[START DATA TO PROCESS]

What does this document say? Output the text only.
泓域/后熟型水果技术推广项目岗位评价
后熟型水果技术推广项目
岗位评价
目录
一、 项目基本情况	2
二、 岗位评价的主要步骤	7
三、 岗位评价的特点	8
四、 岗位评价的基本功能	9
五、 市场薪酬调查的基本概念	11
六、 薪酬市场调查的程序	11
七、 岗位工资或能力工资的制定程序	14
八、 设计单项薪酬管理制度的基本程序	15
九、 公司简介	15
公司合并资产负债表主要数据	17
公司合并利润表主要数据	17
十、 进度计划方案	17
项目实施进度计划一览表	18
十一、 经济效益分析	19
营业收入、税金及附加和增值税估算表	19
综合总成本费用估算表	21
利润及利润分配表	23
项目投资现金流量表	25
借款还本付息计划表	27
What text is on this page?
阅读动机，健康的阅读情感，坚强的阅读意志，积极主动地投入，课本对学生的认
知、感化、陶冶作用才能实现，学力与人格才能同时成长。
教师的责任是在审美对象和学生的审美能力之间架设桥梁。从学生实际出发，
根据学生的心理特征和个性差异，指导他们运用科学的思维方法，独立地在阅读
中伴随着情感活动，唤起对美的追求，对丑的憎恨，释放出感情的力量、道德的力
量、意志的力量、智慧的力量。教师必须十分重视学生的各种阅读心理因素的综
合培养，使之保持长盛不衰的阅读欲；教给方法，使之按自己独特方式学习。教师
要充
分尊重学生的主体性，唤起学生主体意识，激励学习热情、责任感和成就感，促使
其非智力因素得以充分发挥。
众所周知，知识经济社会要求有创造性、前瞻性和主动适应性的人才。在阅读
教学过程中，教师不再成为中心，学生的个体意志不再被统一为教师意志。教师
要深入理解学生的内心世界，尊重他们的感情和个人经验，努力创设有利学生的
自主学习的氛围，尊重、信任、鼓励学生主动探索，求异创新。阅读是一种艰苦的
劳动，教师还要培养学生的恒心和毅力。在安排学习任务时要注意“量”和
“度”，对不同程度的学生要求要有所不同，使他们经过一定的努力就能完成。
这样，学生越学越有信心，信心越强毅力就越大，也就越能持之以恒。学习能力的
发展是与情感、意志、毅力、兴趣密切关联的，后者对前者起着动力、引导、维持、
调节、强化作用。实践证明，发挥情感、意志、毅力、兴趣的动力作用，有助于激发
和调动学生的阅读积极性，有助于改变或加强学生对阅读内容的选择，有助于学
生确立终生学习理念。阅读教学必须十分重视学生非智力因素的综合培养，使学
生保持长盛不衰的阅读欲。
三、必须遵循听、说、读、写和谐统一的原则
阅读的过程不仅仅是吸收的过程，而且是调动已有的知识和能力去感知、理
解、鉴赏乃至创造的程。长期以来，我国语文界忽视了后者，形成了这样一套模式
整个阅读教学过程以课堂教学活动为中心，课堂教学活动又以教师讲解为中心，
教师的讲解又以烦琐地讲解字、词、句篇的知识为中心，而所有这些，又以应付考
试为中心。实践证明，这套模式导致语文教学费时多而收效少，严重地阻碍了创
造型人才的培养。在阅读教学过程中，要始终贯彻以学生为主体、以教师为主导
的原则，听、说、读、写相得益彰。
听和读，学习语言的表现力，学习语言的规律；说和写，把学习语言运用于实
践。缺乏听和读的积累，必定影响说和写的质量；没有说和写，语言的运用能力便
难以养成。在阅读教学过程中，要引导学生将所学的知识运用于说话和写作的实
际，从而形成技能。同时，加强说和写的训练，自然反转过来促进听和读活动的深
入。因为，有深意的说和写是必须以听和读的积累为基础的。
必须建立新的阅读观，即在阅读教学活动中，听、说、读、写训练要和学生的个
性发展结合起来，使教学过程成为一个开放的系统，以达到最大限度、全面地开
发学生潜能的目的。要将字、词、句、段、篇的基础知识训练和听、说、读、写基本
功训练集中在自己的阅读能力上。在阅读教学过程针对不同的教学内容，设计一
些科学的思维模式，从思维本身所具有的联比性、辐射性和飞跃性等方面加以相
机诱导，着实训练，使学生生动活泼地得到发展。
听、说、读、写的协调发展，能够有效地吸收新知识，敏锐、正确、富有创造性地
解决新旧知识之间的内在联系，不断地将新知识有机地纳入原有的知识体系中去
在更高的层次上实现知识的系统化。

[END DATA TO PROCESS]

# WRITTEN EXERCISE:
Restate every entry word for word.

# EXERCISE RESULT:
What does this document say? Output the text only.
泓域/后熟型水果技术推广项目岗位评价
后熟型水果技术推广项目
岗位评价
目录
一、 项目基本情况	2
二、 岗位评价的主要步骤	7
三、 岗位评价的特点	8
四、 岗位评价的基本功能	9
五、 市场薪酬调查的基本概念	11
六、 薪酬市场调查的程序	11
七、 岗位工资或能力工资的制定程序	14
八、 设计单项薪酬管理制度的基本程序	15
九、 公司简介	15
公司合并资产负债表主要数据	17
公司合并利润表主要数据	17
十、 进度计划方案	17
项目实施进度计划一览表	18
十一、 经济效益分析	19
营业收入、税金及附加和增值税估算表	19
综合总成本费用估算表	21
利润及利润分配表	23
项目投资现金流量表	25
借款还本付息计划表	27
What text is on this page?
阅读动机，健康的阅读情感，坚强的阅读意志，积极主动地投入，课本对学生的认
知、感化、陶冶作用才能实现，学力与人格才能同时成长。
教师的责任是在审美对象和学生的审美能力之间架设桥梁。从学生实际出发，
根据学生的心理特征和个性差异，指导他们运用科学的思维方法，独立地在阅读
中伴随着情感活动，唤起对美的追求，对丑的憎恨，释放出感情的力量、道德的力
量、意志的力量、智慧的力量。教师必须十分重视学生的各种阅读心理因素的综
合培养，使之保持长盛不衰的阅读欲；教给方法，使之按自己独特方式学习。教师
要充
分尊重学生的主体性，唤起学生主体意识，激励学习热情、责任感和成就感，促使
其非智力因素得以充分发挥。
众所周知，知识经济社会要求有创造性、前瞻性和主动适应性的人才。在阅读
教学过程中，教师不再成为中心，学生的个体意志不再被统一为教师意志。教师
要深入理解学生的内心世界，尊重他们的感情和个人经验，努力创设有利学生的
自主学习的氛围，尊重、信任、鼓励学生主动探索，求异创新。阅读是一种艰苦的
劳动，教师还要培养学生的恒心和毅力。在安排学习任务时要注意“量”和
“度”，对不同程度的学生要求要有所不同，使他们经过一定的努力就能完成。
这样，学生越学越有信心，信心越强毅力就越大，也就越能持之以恒。学习能力的
发展是与情感、意志、毅力、兴趣密切关联的，后者对前者起着动力、引导、维持、
调节、强化作用。实践证明，发挥情感、意志、毅力、兴趣的动力作用，有助于激发
和调动学生的阅读积极性，有助于改变或加强学生对阅读内容的选择，有助于学
生确立终生学习理念。阅读教学必须十分重视学生非智力因素的综合培养，使学
生保持长盛不衰的阅读欲。
三、必须遵循听、说、读、写和谐统一的原则
阅读的过程不仅仅是吸收的过程，而且是调动已有的知识和能力去感知、理
解、鉴赏乃至创造的程。长期以来，我国语文界忽视了后者，形成了这样一套模式
整个阅读教学过程以课堂教学活动为中心，课堂教学活动又以教师讲解为中心，
教师的讲解又以烦琐地讲解字、词、句篇的知识为中心，而所有这些，又以应付考
试为中心。实践证明，这套模式导致语文教学费时多而收效少，严重地阻碍了创
造型人才的培养。在阅读教学过程中，要始终贯彻以学生为主体、以教师为主导
的原则，听、说、读、写相得益彰。
听和读，学习语言的表现力，学习语言的规律；说和写，把学习语言运用于实
践。缺乏听和读的积累，必定影响说和写的质量；没有说和写，语言的运用能力便
难以养成。在阅读教学过程中，要引导学生将所学的知识运用于说话和写作的实
际，从而形成技能。同时，加强说和写的训练，自然反转过来促进听和读活动的深
入。因为，有深意的说和写是必须以听和读的积累为基础的。
必须建立新的阅读观，即在阅读教学活动中，听、说、读、写训练要和学生的个
性发展结合起来，使教学过程成为一个开放的系统，以达到最大限度、全面地开
发学生潜能的目的。要将字、词、句、段、篇的基础知识训练和听、说、读、写基本
功训练集中在自己的阅读能力上。在阅读教学过程针对不同的教学内容，设计一
些科学的思维模式，从思维本身所具有的联比性、辐射性和飞跃性等方面加以相
机诱导，着实训练，使学生生动活泼地得到发展。
听、说、读、写的协调发展，能够有效地吸收新知识，敏锐、正确、富有创造性地
解决新旧知识之间的内在联系，不断地将新知识有机地纳入原有的知识体系中去
在更高的层次上实现知识的系统化。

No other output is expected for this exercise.